» **PROBLEM DETAILS**: Restate the full listing word for word and leave the pictures out.
BEGIN RECORDS
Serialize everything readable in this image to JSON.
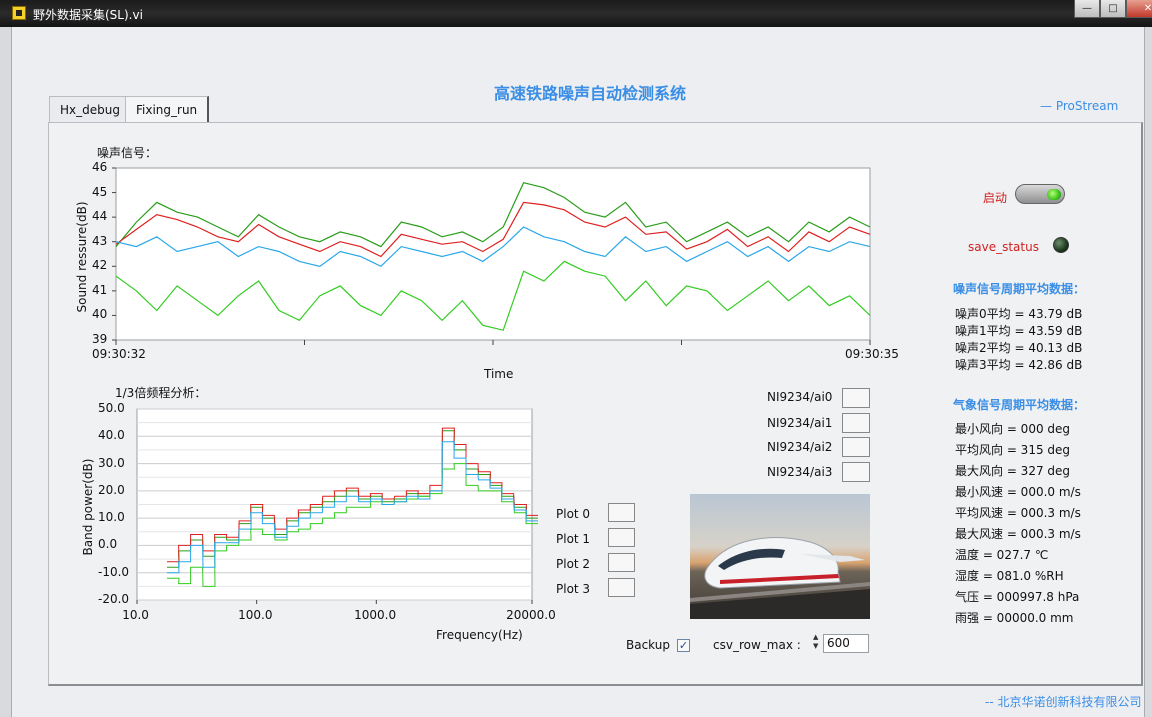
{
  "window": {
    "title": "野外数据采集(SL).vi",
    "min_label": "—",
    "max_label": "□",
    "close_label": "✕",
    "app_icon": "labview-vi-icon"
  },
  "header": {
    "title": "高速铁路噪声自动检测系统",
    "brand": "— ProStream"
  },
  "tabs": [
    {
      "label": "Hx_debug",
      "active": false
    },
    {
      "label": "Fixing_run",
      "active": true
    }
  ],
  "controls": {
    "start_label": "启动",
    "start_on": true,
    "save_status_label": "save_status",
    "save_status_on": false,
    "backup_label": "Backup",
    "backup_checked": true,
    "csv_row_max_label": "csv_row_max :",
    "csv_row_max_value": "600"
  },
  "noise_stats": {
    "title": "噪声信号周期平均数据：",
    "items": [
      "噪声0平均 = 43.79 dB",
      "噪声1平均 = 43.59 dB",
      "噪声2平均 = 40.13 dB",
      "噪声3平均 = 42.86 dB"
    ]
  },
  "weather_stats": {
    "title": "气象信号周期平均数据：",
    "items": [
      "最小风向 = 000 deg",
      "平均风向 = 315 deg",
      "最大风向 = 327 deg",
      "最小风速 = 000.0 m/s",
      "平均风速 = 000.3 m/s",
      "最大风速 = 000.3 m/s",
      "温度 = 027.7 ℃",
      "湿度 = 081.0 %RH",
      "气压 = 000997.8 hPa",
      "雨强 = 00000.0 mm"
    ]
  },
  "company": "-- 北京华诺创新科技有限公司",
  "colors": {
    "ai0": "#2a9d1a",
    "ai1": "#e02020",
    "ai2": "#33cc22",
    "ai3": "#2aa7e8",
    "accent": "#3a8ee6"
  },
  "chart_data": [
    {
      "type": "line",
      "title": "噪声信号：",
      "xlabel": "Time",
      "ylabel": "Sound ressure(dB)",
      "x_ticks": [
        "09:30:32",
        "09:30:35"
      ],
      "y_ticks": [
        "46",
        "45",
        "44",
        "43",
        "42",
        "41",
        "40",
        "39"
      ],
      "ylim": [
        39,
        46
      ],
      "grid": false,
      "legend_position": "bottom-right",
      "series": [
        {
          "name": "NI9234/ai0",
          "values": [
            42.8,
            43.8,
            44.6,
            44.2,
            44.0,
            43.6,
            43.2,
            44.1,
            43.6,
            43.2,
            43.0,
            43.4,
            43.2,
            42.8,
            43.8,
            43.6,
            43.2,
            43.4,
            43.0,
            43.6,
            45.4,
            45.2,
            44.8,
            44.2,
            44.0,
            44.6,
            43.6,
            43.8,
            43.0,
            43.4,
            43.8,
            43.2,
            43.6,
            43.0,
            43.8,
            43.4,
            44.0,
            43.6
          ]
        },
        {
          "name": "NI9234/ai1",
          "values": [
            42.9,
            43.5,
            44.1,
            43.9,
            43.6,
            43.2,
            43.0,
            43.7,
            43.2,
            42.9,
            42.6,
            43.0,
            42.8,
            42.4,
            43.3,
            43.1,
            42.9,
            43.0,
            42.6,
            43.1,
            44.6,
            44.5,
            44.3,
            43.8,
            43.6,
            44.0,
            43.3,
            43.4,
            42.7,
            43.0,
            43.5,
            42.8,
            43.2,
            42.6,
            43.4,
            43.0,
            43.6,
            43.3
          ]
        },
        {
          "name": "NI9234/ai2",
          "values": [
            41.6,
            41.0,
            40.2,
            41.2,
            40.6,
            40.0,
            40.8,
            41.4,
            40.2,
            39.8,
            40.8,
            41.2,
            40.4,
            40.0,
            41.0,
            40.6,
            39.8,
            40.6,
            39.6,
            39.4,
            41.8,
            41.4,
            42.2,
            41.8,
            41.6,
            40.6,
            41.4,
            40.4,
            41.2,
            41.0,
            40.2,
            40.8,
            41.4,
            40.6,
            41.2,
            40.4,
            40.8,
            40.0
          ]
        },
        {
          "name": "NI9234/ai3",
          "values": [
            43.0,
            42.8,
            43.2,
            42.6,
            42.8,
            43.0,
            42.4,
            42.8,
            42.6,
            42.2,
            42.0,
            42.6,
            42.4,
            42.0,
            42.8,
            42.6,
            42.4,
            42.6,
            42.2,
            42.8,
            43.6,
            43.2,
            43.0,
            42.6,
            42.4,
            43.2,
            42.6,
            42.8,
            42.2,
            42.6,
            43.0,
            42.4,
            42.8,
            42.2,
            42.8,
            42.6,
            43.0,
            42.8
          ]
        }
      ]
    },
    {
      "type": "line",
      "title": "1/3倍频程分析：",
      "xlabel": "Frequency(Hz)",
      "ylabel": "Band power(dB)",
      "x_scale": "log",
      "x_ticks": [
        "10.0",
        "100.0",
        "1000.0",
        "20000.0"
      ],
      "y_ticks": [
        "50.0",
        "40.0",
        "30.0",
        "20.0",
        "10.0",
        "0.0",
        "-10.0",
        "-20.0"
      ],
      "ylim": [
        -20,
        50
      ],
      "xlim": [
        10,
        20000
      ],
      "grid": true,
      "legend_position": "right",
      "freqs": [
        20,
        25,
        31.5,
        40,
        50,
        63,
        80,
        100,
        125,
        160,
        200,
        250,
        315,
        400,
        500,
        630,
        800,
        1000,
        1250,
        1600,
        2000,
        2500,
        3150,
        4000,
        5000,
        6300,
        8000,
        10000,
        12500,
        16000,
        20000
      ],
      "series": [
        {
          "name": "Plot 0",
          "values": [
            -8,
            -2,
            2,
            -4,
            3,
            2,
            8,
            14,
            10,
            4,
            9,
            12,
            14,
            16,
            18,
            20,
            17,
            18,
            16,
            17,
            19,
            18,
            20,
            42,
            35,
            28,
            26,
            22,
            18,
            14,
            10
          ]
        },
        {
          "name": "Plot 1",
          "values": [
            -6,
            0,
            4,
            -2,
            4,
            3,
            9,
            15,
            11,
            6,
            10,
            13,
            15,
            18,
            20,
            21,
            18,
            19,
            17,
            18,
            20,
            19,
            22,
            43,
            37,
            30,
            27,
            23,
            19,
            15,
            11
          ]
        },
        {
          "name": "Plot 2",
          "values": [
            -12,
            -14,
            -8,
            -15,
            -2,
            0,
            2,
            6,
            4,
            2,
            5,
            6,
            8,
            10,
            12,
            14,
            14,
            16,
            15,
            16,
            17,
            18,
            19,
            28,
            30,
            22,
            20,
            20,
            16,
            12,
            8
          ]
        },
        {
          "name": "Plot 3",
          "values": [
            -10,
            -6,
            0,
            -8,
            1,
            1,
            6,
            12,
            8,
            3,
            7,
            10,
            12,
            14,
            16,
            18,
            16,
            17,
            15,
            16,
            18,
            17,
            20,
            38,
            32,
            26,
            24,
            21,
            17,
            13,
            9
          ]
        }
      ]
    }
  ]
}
END RECORDS
» **REPLY**:
Serialize everything readable in this image to JSON.
{
  "window": {
    "title": "野外数据采集(SL).vi",
    "min_label": "—",
    "max_label": "□",
    "close_label": "✕",
    "app_icon": "labview-vi-icon"
  },
  "header": {
    "title": "高速铁路噪声自动检测系统",
    "brand": "— ProStream"
  },
  "tabs": [
    {
      "label": "Hx_debug",
      "active": false
    },
    {
      "label": "Fixing_run",
      "active": true
    }
  ],
  "controls": {
    "start_label": "启动",
    "start_on": true,
    "save_status_label": "save_status",
    "save_status_on": false,
    "backup_label": "Backup",
    "backup_checked": true,
    "csv_row_max_label": "csv_row_max :",
    "csv_row_max_value": "600"
  },
  "noise_stats": {
    "title": "噪声信号周期平均数据：",
    "items": [
      "噪声0平均 = 43.79 dB",
      "噪声1平均 = 43.59 dB",
      "噪声2平均 = 40.13 dB",
      "噪声3平均 = 42.86 dB"
    ]
  },
  "weather_stats": {
    "title": "气象信号周期平均数据：",
    "items": [
      "最小风向 = 000 deg",
      "平均风向 = 315 deg",
      "最大风向 = 327 deg",
      "最小风速 = 000.0 m/s",
      "平均风速 = 000.3 m/s",
      "最大风速 = 000.3 m/s",
      "温度 = 027.7 ℃",
      "湿度 = 081.0 %RH",
      "气压 = 000997.8 hPa",
      "雨强 = 00000.0 mm"
    ]
  },
  "company": "-- 北京华诺创新科技有限公司",
  "colors": {
    "ai0": "#2a9d1a",
    "ai1": "#e02020",
    "ai2": "#33cc22",
    "ai3": "#2aa7e8",
    "accent": "#3a8ee6"
  },
  "chart_data": [
    {
      "type": "line",
      "title": "噪声信号：",
      "xlabel": "Time",
      "ylabel": "Sound ressure(dB)",
      "x_ticks": [
        "09:30:32",
        "09:30:35"
      ],
      "y_ticks": [
        "46",
        "45",
        "44",
        "43",
        "42",
        "41",
        "40",
        "39"
      ],
      "ylim": [
        39,
        46
      ],
      "grid": false,
      "legend_position": "bottom-right",
      "series": [
        {
          "name": "NI9234/ai0",
          "values": [
            42.8,
            43.8,
            44.6,
            44.2,
            44.0,
            43.6,
            43.2,
            44.1,
            43.6,
            43.2,
            43.0,
            43.4,
            43.2,
            42.8,
            43.8,
            43.6,
            43.2,
            43.4,
            43.0,
            43.6,
            45.4,
            45.2,
            44.8,
            44.2,
            44.0,
            44.6,
            43.6,
            43.8,
            43.0,
            43.4,
            43.8,
            43.2,
            43.6,
            43.0,
            43.8,
            43.4,
            44.0,
            43.6
          ]
        },
        {
          "name": "NI9234/ai1",
          "values": [
            42.9,
            43.5,
            44.1,
            43.9,
            43.6,
            43.2,
            43.0,
            43.7,
            43.2,
            42.9,
            42.6,
            43.0,
            42.8,
            42.4,
            43.3,
            43.1,
            42.9,
            43.0,
            42.6,
            43.1,
            44.6,
            44.5,
            44.3,
            43.8,
            43.6,
            44.0,
            43.3,
            43.4,
            42.7,
            43.0,
            43.5,
            42.8,
            43.2,
            42.6,
            43.4,
            43.0,
            43.6,
            43.3
          ]
        },
        {
          "name": "NI9234/ai2",
          "values": [
            41.6,
            41.0,
            40.2,
            41.2,
            40.6,
            40.0,
            40.8,
            41.4,
            40.2,
            39.8,
            40.8,
            41.2,
            40.4,
            40.0,
            41.0,
            40.6,
            39.8,
            40.6,
            39.6,
            39.4,
            41.8,
            41.4,
            42.2,
            41.8,
            41.6,
            40.6,
            41.4,
            40.4,
            41.2,
            41.0,
            40.2,
            40.8,
            41.4,
            40.6,
            41.2,
            40.4,
            40.8,
            40.0
          ]
        },
        {
          "name": "NI9234/ai3",
          "values": [
            43.0,
            42.8,
            43.2,
            42.6,
            42.8,
            43.0,
            42.4,
            42.8,
            42.6,
            42.2,
            42.0,
            42.6,
            42.4,
            42.0,
            42.8,
            42.6,
            42.4,
            42.6,
            42.2,
            42.8,
            43.6,
            43.2,
            43.0,
            42.6,
            42.4,
            43.2,
            42.6,
            42.8,
            42.2,
            42.6,
            43.0,
            42.4,
            42.8,
            42.2,
            42.8,
            42.6,
            43.0,
            42.8
          ]
        }
      ]
    },
    {
      "type": "line",
      "title": "1/3倍频程分析：",
      "xlabel": "Frequency(Hz)",
      "ylabel": "Band power(dB)",
      "x_scale": "log",
      "x_ticks": [
        "10.0",
        "100.0",
        "1000.0",
        "20000.0"
      ],
      "y_ticks": [
        "50.0",
        "40.0",
        "30.0",
        "20.0",
        "10.0",
        "0.0",
        "-10.0",
        "-20.0"
      ],
      "ylim": [
        -20,
        50
      ],
      "xlim": [
        10,
        20000
      ],
      "grid": true,
      "legend_position": "right",
      "freqs": [
        20,
        25,
        31.5,
        40,
        50,
        63,
        80,
        100,
        125,
        160,
        200,
        250,
        315,
        400,
        500,
        630,
        800,
        1000,
        1250,
        1600,
        2000,
        2500,
        3150,
        4000,
        5000,
        6300,
        8000,
        10000,
        12500,
        16000,
        20000
      ],
      "series": [
        {
          "name": "Plot 0",
          "values": [
            -8,
            -2,
            2,
            -4,
            3,
            2,
            8,
            14,
            10,
            4,
            9,
            12,
            14,
            16,
            18,
            20,
            17,
            18,
            16,
            17,
            19,
            18,
            20,
            42,
            35,
            28,
            26,
            22,
            18,
            14,
            10
          ]
        },
        {
          "name": "Plot 1",
          "values": [
            -6,
            0,
            4,
            -2,
            4,
            3,
            9,
            15,
            11,
            6,
            10,
            13,
            15,
            18,
            20,
            21,
            18,
            19,
            17,
            18,
            20,
            19,
            22,
            43,
            37,
            30,
            27,
            23,
            19,
            15,
            11
          ]
        },
        {
          "name": "Plot 2",
          "values": [
            -12,
            -14,
            -8,
            -15,
            -2,
            0,
            2,
            6,
            4,
            2,
            5,
            6,
            8,
            10,
            12,
            14,
            14,
            16,
            15,
            16,
            17,
            18,
            19,
            28,
            30,
            22,
            20,
            20,
            16,
            12,
            8
          ]
        },
        {
          "name": "Plot 3",
          "values": [
            -10,
            -6,
            0,
            -8,
            1,
            1,
            6,
            12,
            8,
            3,
            7,
            10,
            12,
            14,
            16,
            18,
            16,
            17,
            15,
            16,
            18,
            17,
            20,
            38,
            32,
            26,
            24,
            21,
            17,
            13,
            9
          ]
        }
      ]
    }
  ]
}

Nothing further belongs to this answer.